Extracted records
"""
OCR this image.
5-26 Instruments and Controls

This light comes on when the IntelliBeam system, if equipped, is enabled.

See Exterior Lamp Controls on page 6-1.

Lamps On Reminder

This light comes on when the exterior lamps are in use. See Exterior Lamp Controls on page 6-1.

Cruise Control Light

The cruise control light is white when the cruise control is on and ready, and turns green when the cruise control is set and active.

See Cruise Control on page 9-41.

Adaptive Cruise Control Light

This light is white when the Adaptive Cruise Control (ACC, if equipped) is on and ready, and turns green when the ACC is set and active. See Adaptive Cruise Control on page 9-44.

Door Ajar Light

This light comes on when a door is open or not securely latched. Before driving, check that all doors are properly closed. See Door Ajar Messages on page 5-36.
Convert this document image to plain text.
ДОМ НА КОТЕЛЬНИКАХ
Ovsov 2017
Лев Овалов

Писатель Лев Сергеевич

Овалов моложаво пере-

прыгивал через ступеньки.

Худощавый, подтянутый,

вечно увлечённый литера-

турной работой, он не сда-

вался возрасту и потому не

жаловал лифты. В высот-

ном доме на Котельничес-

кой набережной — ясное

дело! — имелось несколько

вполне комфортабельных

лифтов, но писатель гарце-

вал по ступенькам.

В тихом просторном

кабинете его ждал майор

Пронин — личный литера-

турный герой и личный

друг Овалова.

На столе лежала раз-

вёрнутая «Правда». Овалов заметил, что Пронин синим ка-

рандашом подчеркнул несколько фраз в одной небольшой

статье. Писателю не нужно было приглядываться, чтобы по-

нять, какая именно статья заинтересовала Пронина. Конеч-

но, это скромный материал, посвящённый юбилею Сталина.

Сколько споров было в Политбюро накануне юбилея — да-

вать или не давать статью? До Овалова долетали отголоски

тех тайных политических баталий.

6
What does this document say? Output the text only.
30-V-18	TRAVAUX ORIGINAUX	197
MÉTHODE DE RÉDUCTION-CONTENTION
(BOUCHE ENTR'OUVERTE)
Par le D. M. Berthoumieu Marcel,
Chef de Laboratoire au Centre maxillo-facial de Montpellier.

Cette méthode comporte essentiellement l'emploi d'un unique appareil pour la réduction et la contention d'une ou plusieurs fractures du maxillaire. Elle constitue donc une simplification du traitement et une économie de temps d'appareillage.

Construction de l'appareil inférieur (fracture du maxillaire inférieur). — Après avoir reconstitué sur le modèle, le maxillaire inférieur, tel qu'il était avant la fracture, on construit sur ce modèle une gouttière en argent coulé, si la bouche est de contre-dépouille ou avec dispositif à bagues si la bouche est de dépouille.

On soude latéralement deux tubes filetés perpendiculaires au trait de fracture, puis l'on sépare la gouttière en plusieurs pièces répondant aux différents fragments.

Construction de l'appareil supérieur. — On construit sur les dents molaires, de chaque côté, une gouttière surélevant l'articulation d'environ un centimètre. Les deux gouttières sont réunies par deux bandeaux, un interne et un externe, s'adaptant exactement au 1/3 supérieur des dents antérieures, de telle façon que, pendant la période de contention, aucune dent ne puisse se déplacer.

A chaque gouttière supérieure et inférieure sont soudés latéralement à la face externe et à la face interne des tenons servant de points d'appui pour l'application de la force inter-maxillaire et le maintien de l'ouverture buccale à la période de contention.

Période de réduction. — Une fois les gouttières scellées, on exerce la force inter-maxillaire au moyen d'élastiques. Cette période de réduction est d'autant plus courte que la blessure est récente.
"""
### Task requirements
Scan the listing above for the word "Exterior" and show each line where it is found.

### Exercise answer
See Exterior Lamp Controls on page 6-1.
This light comes on when the exterior lamps are in use. See Exterior Lamp Controls on page 6-1.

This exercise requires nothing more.